In the copy, include every entry exactly but none of the pictures.
··· Listed entries
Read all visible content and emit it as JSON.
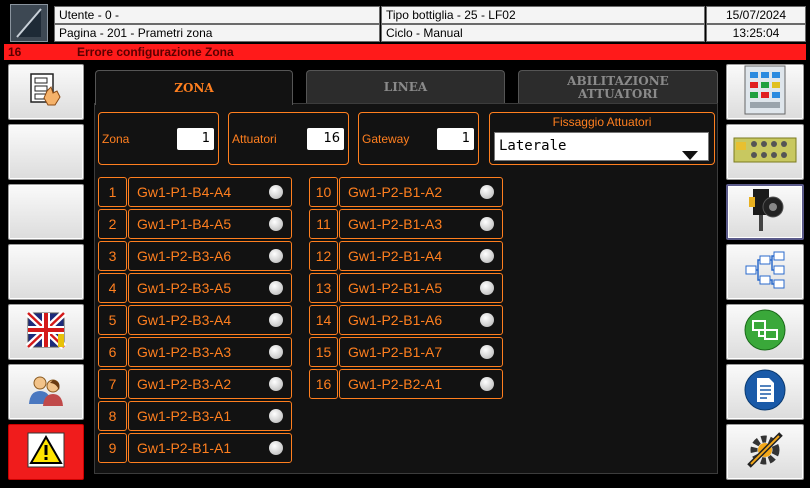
{
  "header": {
    "user": "Utente - 0 -",
    "page": "Pagina - 201 - Prametri zona",
    "bottle_type": "Tipo bottiglia - 25 - LF02",
    "cycle": "Ciclo - Manual",
    "date": "15/07/2024",
    "time": "13:25:04"
  },
  "error": {
    "code": "16",
    "message": "Errore configurazione Zona",
    "color": "#ff1a1a"
  },
  "tabs": [
    {
      "label": "ZONA",
      "active": true
    },
    {
      "label": "LINEA",
      "active": false
    },
    {
      "label": "ABILITAZIONE ATTUATORI",
      "active": false
    }
  ],
  "params": {
    "zona": {
      "label": "Zona",
      "value": "1"
    },
    "attuatori": {
      "label": "Attuatori",
      "value": "16"
    },
    "gateway": {
      "label": "Gateway",
      "value": "1"
    },
    "fissaggio": {
      "label": "Fissaggio Attuatori",
      "value": "Laterale"
    }
  },
  "actuators": [
    {
      "n": "1",
      "name": "Gw1-P1-B4-A4"
    },
    {
      "n": "2",
      "name": "Gw1-P1-B4-A5"
    },
    {
      "n": "3",
      "name": "Gw1-P2-B3-A6"
    },
    {
      "n": "4",
      "name": "Gw1-P2-B3-A5"
    },
    {
      "n": "5",
      "name": "Gw1-P2-B3-A4"
    },
    {
      "n": "6",
      "name": "Gw1-P2-B3-A3"
    },
    {
      "n": "7",
      "name": "Gw1-P2-B3-A2"
    },
    {
      "n": "8",
      "name": "Gw1-P2-B3-A1"
    },
    {
      "n": "9",
      "name": "Gw1-P2-B1-A1"
    },
    {
      "n": "10",
      "name": "Gw1-P2-B1-A2"
    },
    {
      "n": "11",
      "name": "Gw1-P2-B1-A3"
    },
    {
      "n": "12",
      "name": "Gw1-P2-B1-A4"
    },
    {
      "n": "13",
      "name": "Gw1-P2-B1-A5"
    },
    {
      "n": "14",
      "name": "Gw1-P2-B1-A6"
    },
    {
      "n": "15",
      "name": "Gw1-P2-B1-A7"
    },
    {
      "n": "16",
      "name": "Gw1-P2-B2-A1"
    }
  ],
  "left_buttons": [
    "settings-hand-icon",
    "blank",
    "blank",
    "blank",
    "uk-flag-icon",
    "users-icon",
    "warning-icon"
  ],
  "right_buttons": [
    "control-panel-icon",
    "gateway-board-icon",
    "actuator-icon",
    "hierarchy-icon",
    "network-icon",
    "document-icon",
    "tools-gear-icon"
  ],
  "colors": {
    "accent": "#ff7f1f",
    "alarm": "#f01c1c"
  }
}
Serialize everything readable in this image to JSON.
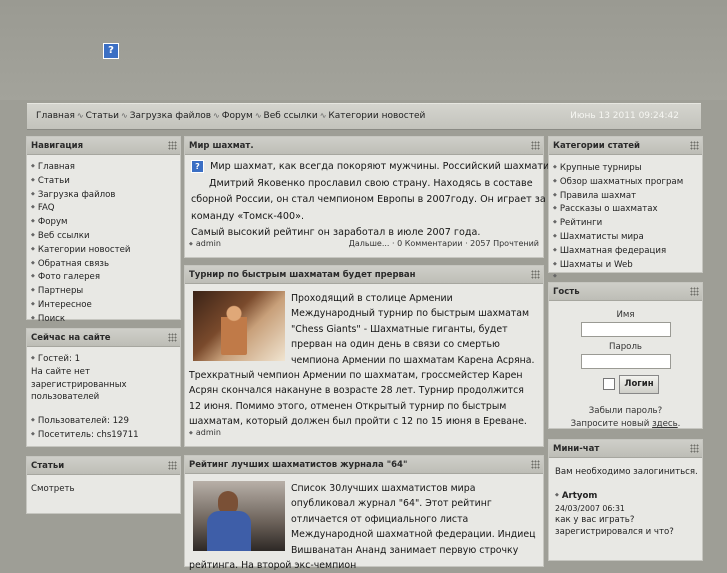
{
  "header": {
    "logo_icon": "question-mark-icon"
  },
  "nav": {
    "items": [
      "Главная",
      "Статьи",
      "Загрузка файлов",
      "Форум",
      "Веб ссылки",
      "Категории новостей"
    ],
    "datetime": "Июнь 13 2011 09:24:42"
  },
  "navigation": {
    "title": "Навигация",
    "items": [
      "Главная",
      "Статьи",
      "Загрузка файлов",
      "FAQ",
      "Форум",
      "Веб ссылки",
      "Категории новостей",
      "Обратная связь",
      "Фото галерея",
      "Партнеры",
      "Интересное",
      "Поиск"
    ]
  },
  "online": {
    "title": "Сейчас на сайте",
    "guests": "Гостей: 1",
    "reg_line1": "На сайте нет",
    "reg_line2": "зарегистрированных",
    "reg_line3": "пользователей",
    "users": "Пользователей: 129",
    "visitor": "Посетитель: chs19711"
  },
  "articles_box": {
    "title": "Статьи",
    "link": "Смотреть"
  },
  "articles": [
    {
      "title": "Мир шахмат.",
      "line1": "Мир шахмат, как всегда покоряют мужчины. Российский шахматист",
      "line2": "Дмитрий Яковенко прославил свою страну. Находясь в составе",
      "line3": "сборной России, он стал чемпионом Европы в  2007году. Он играет за",
      "line4": "команду «Томск-400».",
      "line5": "Самый высокий рейтинг он заработал в июле 2007 года.",
      "author": "admin",
      "meta": "Дальше... · 0 Комментарии · 2057 Прочтений"
    },
    {
      "title": "Турнир по быстрым шахматам будет прерван",
      "text": "Проходящий в столице Армении Международный турнир по быстрым шахматам   \"Chess   Giants\"   - Шахматные гиганты, будет прерван на один день в связи со смертью чемпиона Армении по шахматам Карена Асряна. Трехкратный чемпион Армении по шахматам, гроссмейстер Карен Асрян скончался накануне в возрасте 28 лет. Турнир продолжится 12 июня. Помимо этого, отменен Открытый турнир по быстрым шахматам, который должен был пройти с 12 по 15 июня в Ереване.",
      "author": "admin"
    },
    {
      "title": "Рейтинг лучших шахматистов журнала \"64\"",
      "text": "Список   30лучших шахматистов мира опубликовал журнал     \"64\". Этот рейтинг отличается от официального листа Международной шахматной федерации. Индиец Вишванатан Ананд занимает первую строчку рейтинга. На второй экс-чемпион"
    }
  ],
  "categories": {
    "title": "Категории статей",
    "items": [
      "Крупные турниры",
      "Обзор шахматных програм",
      "Правила шахмат",
      "Рассказы о шахматах",
      "Рейтинги",
      "Шахматисты мира",
      "Шахматная федерация",
      "Шахматы и Web"
    ]
  },
  "guest": {
    "title": "Гость",
    "name_label": "Имя",
    "password_label": "Пароль",
    "login_button": "Логин",
    "forgot": "Забыли пароль?",
    "request_prefix": "Запросите новый ",
    "request_link": "здесь",
    "request_suffix": "."
  },
  "minichat": {
    "title": "Мини-чат",
    "notice": "Вам необходимо залогиниться.",
    "author": "Artyom",
    "date": "24/03/2007 06:31",
    "msg1": "как у вас играть?",
    "msg2": "зарегистрировался и что?"
  },
  "colors": {
    "page_bg": "#9e9e96",
    "panel_bg": "#e8e8e4",
    "header_bg": "#c6c6c0",
    "icon_blue": "#3b6fc4"
  }
}
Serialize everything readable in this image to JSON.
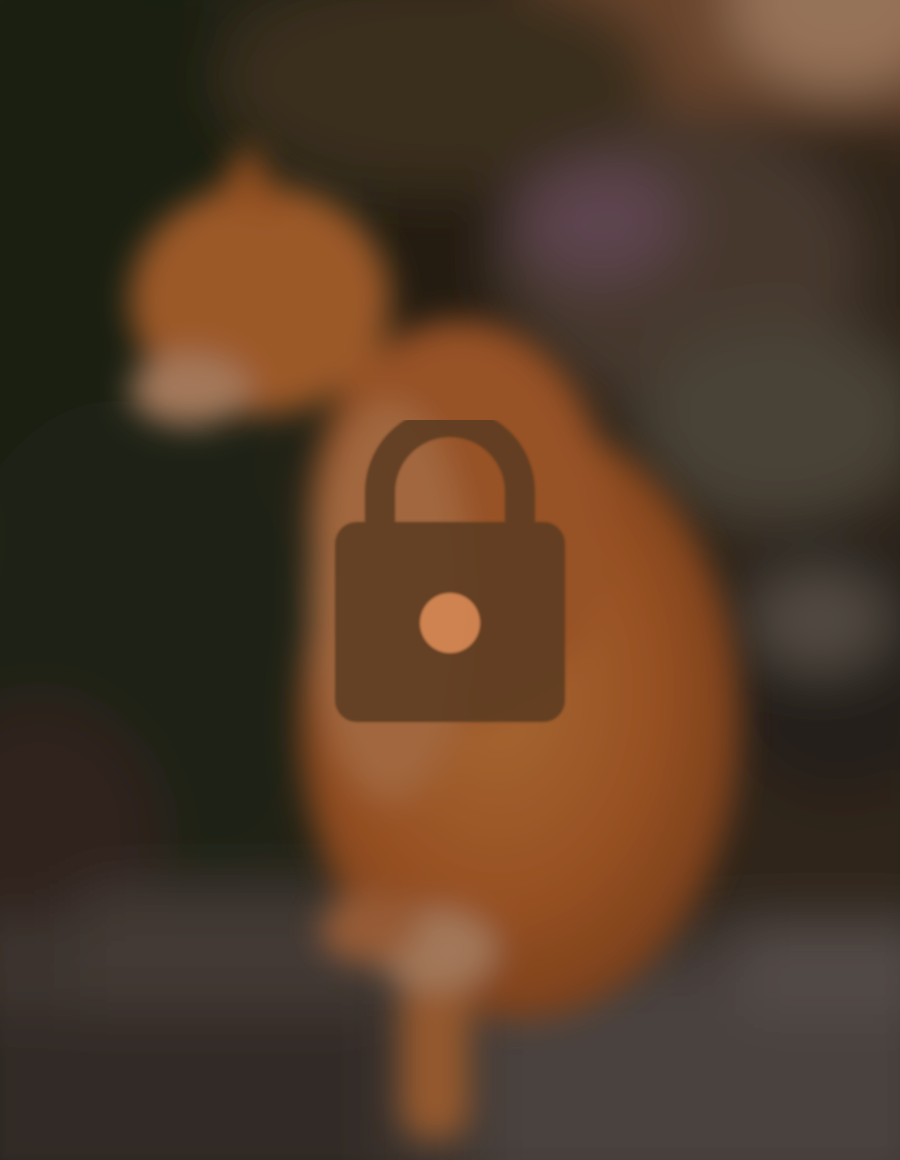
{
  "media": {
    "state": "locked",
    "blurred": true
  },
  "lock": {
    "icon": "lock-icon"
  },
  "colors": {
    "lock_body": "#5e3c22",
    "lock_keyhole": "#d38653",
    "cat_orange": "#d0702f",
    "foliage_dark": "#2a2a1e",
    "wall_gray": "#5d5655",
    "background": "#1b1712"
  }
}
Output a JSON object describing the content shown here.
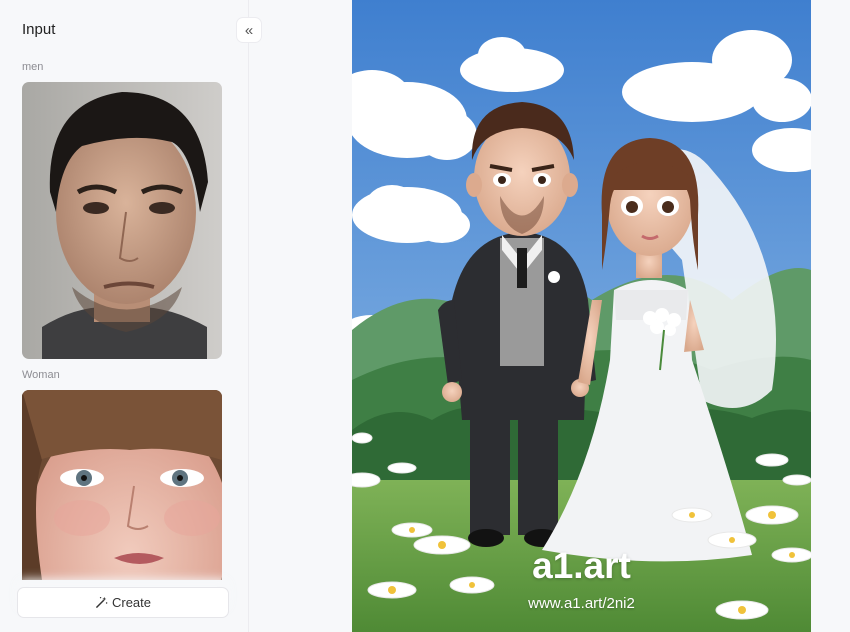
{
  "panel": {
    "title": "Input",
    "collapse_icon": "«",
    "men_label": "men",
    "woman_label": "Woman",
    "create_label": "Create",
    "create_icon": "magic-wand"
  },
  "result": {
    "brand": "a1.art",
    "url": "www.a1.art/2ni2"
  },
  "colors": {
    "panel_bg": "#f7f8fa",
    "sky": "#5b93d6",
    "grass": "#6aa34a"
  }
}
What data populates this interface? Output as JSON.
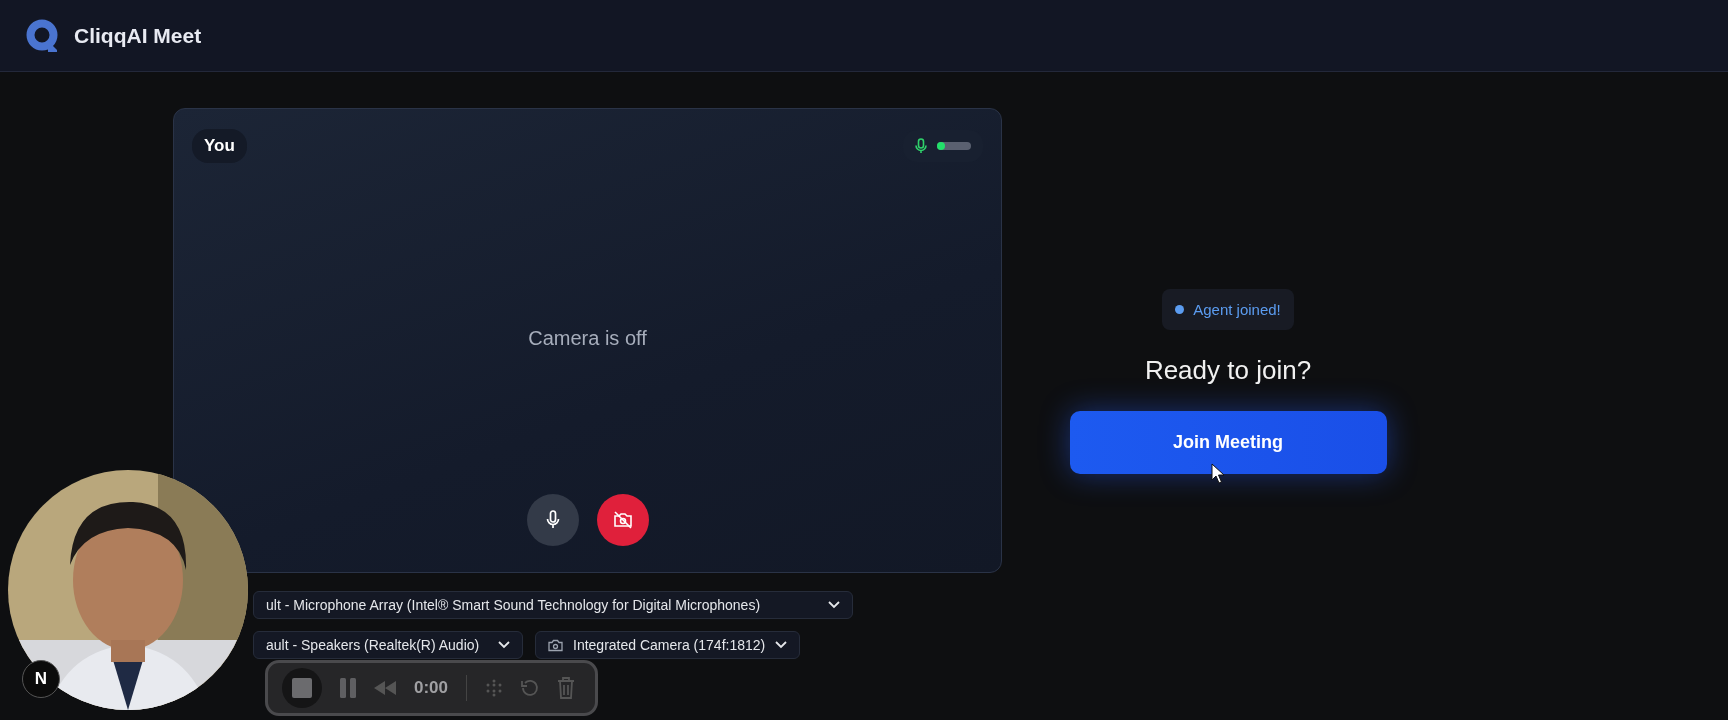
{
  "header": {
    "brand": "CliqqAI Meet"
  },
  "preview": {
    "name_badge": "You",
    "mic_meter": {
      "level": 0.12
    },
    "camera_status": "Camera is off",
    "controls": [
      {
        "kind": "mic",
        "on": true
      },
      {
        "kind": "camera",
        "on": false
      }
    ]
  },
  "devices": [
    {
      "kind": "microphone",
      "value": "ult - Microphone Array (Intel® Smart Sound Technology for Digital Microphones)"
    },
    {
      "kind": "speaker",
      "value": "ault - Speakers (Realtek(R) Audio)"
    },
    {
      "kind": "camera",
      "value": "Integrated Camera (174f:1812)"
    }
  ],
  "join_panel": {
    "status": {
      "text": "Agent joined!",
      "color": "#5b9cf0"
    },
    "title": "Ready to join?",
    "button": "Join Meeting"
  },
  "dev_badge": "N",
  "recorder": {
    "time": "0:00"
  }
}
······
### Reply
Read all visible content and emit it as JSON.
{
  "header": {
    "user": "Utente - 0 -",
    "page": "Pagina - 201 - Prametri zona",
    "bottle_type": "Tipo bottiglia - 25 - LF02",
    "cycle": "Ciclo - Manual",
    "date": "15/07/2024",
    "time": "13:25:04"
  },
  "error": {
    "code": "16",
    "message": "Errore configurazione Zona",
    "color": "#ff1a1a"
  },
  "tabs": [
    {
      "label": "ZONA",
      "active": true
    },
    {
      "label": "LINEA",
      "active": false
    },
    {
      "label": "ABILITAZIONE ATTUATORI",
      "active": false
    }
  ],
  "params": {
    "zona": {
      "label": "Zona",
      "value": "1"
    },
    "attuatori": {
      "label": "Attuatori",
      "value": "16"
    },
    "gateway": {
      "label": "Gateway",
      "value": "1"
    },
    "fissaggio": {
      "label": "Fissaggio Attuatori",
      "value": "Laterale"
    }
  },
  "actuators": [
    {
      "n": "1",
      "name": "Gw1-P1-B4-A4"
    },
    {
      "n": "2",
      "name": "Gw1-P1-B4-A5"
    },
    {
      "n": "3",
      "name": "Gw1-P2-B3-A6"
    },
    {
      "n": "4",
      "name": "Gw1-P2-B3-A5"
    },
    {
      "n": "5",
      "name": "Gw1-P2-B3-A4"
    },
    {
      "n": "6",
      "name": "Gw1-P2-B3-A3"
    },
    {
      "n": "7",
      "name": "Gw1-P2-B3-A2"
    },
    {
      "n": "8",
      "name": "Gw1-P2-B3-A1"
    },
    {
      "n": "9",
      "name": "Gw1-P2-B1-A1"
    },
    {
      "n": "10",
      "name": "Gw1-P2-B1-A2"
    },
    {
      "n": "11",
      "name": "Gw1-P2-B1-A3"
    },
    {
      "n": "12",
      "name": "Gw1-P2-B1-A4"
    },
    {
      "n": "13",
      "name": "Gw1-P2-B1-A5"
    },
    {
      "n": "14",
      "name": "Gw1-P2-B1-A6"
    },
    {
      "n": "15",
      "name": "Gw1-P2-B1-A7"
    },
    {
      "n": "16",
      "name": "Gw1-P2-B2-A1"
    }
  ],
  "left_buttons": [
    "settings-hand-icon",
    "blank",
    "blank",
    "blank",
    "uk-flag-icon",
    "users-icon",
    "warning-icon"
  ],
  "right_buttons": [
    "control-panel-icon",
    "gateway-board-icon",
    "actuator-icon",
    "hierarchy-icon",
    "network-icon",
    "document-icon",
    "tools-gear-icon"
  ],
  "colors": {
    "accent": "#ff7f1f",
    "alarm": "#f01c1c"
  }
}
Serialize everything readable in this image to JSON.
{
  "header": {
    "logo_icon": "question-mark-icon"
  },
  "nav": {
    "items": [
      "Главная",
      "Статьи",
      "Загрузка файлов",
      "Форум",
      "Веб ссылки",
      "Категории новостей"
    ],
    "datetime": "Июнь 13 2011 09:24:42"
  },
  "navigation": {
    "title": "Навигация",
    "items": [
      "Главная",
      "Статьи",
      "Загрузка файлов",
      "FAQ",
      "Форум",
      "Веб ссылки",
      "Категории новостей",
      "Обратная связь",
      "Фото галерея",
      "Партнеры",
      "Интересное",
      "Поиск"
    ]
  },
  "online": {
    "title": "Сейчас на сайте",
    "guests": "Гостей: 1",
    "reg_line1": "На сайте нет",
    "reg_line2": "зарегистрированных",
    "reg_line3": "пользователей",
    "users": "Пользователей: 129",
    "visitor": "Посетитель: chs19711"
  },
  "articles_box": {
    "title": "Статьи",
    "link": "Смотреть"
  },
  "articles": [
    {
      "title": "Мир шахмат.",
      "line1": "Мир шахмат, как всегда покоряют мужчины. Российский шахматист",
      "line2": "Дмитрий Яковенко прославил свою страну. Находясь в составе",
      "line3": "сборной России, он стал чемпионом Европы в  2007году. Он играет за",
      "line4": "команду «Томск-400».",
      "line5": "Самый высокий рейтинг он заработал в июле 2007 года.",
      "author": "admin",
      "meta": "Дальше... · 0 Комментарии · 2057 Прочтений"
    },
    {
      "title": "Турнир по быстрым шахматам будет прерван",
      "text": "Проходящий в столице Армении Международный турнир по быстрым шахматам   \"Chess   Giants\"   - Шахматные гиганты, будет прерван на один день в связи со смертью чемпиона Армении по шахматам Карена Асряна. Трехкратный чемпион Армении по шахматам, гроссмейстер Карен Асрян скончался накануне в возрасте 28 лет. Турнир продолжится 12 июня. Помимо этого, отменен Открытый турнир по быстрым шахматам, который должен был пройти с 12 по 15 июня в Ереване.",
      "author": "admin"
    },
    {
      "title": "Рейтинг лучших шахматистов журнала \"64\"",
      "text": "Список   30лучших шахматистов мира опубликовал журнал     \"64\". Этот рейтинг отличается от официального листа Международной шахматной федерации. Индиец Вишванатан Ананд занимает первую строчку рейтинга. На второй экс-чемпион"
    }
  ],
  "categories": {
    "title": "Категории статей",
    "items": [
      "Крупные турниры",
      "Обзор шахматных програм",
      "Правила шахмат",
      "Рассказы о шахматах",
      "Рейтинги",
      "Шахматисты мира",
      "Шахматная федерация",
      "Шахматы и Web"
    ]
  },
  "guest": {
    "title": "Гость",
    "name_label": "Имя",
    "password_label": "Пароль",
    "login_button": "Логин",
    "forgot": "Забыли пароль?",
    "request_prefix": "Запросите новый ",
    "request_link": "здесь",
    "request_suffix": "."
  },
  "minichat": {
    "title": "Мини-чат",
    "notice": "Вам необходимо залогиниться.",
    "author": "Artyom",
    "date": "24/03/2007 06:31",
    "msg1": "как у вас играть?",
    "msg2": "зарегистрировался и что?"
  },
  "colors": {
    "page_bg": "#9e9e96",
    "panel_bg": "#e8e8e4",
    "header_bg": "#c6c6c0",
    "icon_blue": "#3b6fc4"
  }
}
Serialize everything readable in this image to JSON.
{
  "media": {
    "state": "locked",
    "blurred": true
  },
  "lock": {
    "icon": "lock-icon"
  },
  "colors": {
    "lock_body": "#5e3c22",
    "lock_keyhole": "#d38653",
    "cat_orange": "#d0702f",
    "foliage_dark": "#2a2a1e",
    "wall_gray": "#5d5655",
    "background": "#1b1712"
  }
}
Output a JSON object describing the content shown here.
{
  "panel": {
    "title": "Input",
    "collapse_icon": "«",
    "men_label": "men",
    "woman_label": "Woman",
    "create_label": "Create",
    "create_icon": "magic-wand"
  },
  "result": {
    "brand": "a1.art",
    "url": "www.a1.art/2ni2"
  },
  "colors": {
    "panel_bg": "#f7f8fa",
    "sky": "#5b93d6",
    "grass": "#6aa34a"
  }
}
What data populates this interface? Output as JSON.
{
  "header": {
    "brand": "CliqqAI Meet"
  },
  "preview": {
    "name_badge": "You",
    "mic_meter": {
      "level": 0.12
    },
    "camera_status": "Camera is off",
    "controls": [
      {
        "kind": "mic",
        "on": true
      },
      {
        "kind": "camera",
        "on": false
      }
    ]
  },
  "devices": [
    {
      "kind": "microphone",
      "value": "ult - Microphone Array (Intel® Smart Sound Technology for Digital Microphones)"
    },
    {
      "kind": "speaker",
      "value": "ault - Speakers (Realtek(R) Audio)"
    },
    {
      "kind": "camera",
      "value": "Integrated Camera (174f:1812)"
    }
  ],
  "join_panel": {
    "status": {
      "text": "Agent joined!",
      "color": "#5b9cf0"
    },
    "title": "Ready to join?",
    "button": "Join Meeting"
  },
  "dev_badge": "N",
  "recorder": {
    "time": "0:00"
  }
}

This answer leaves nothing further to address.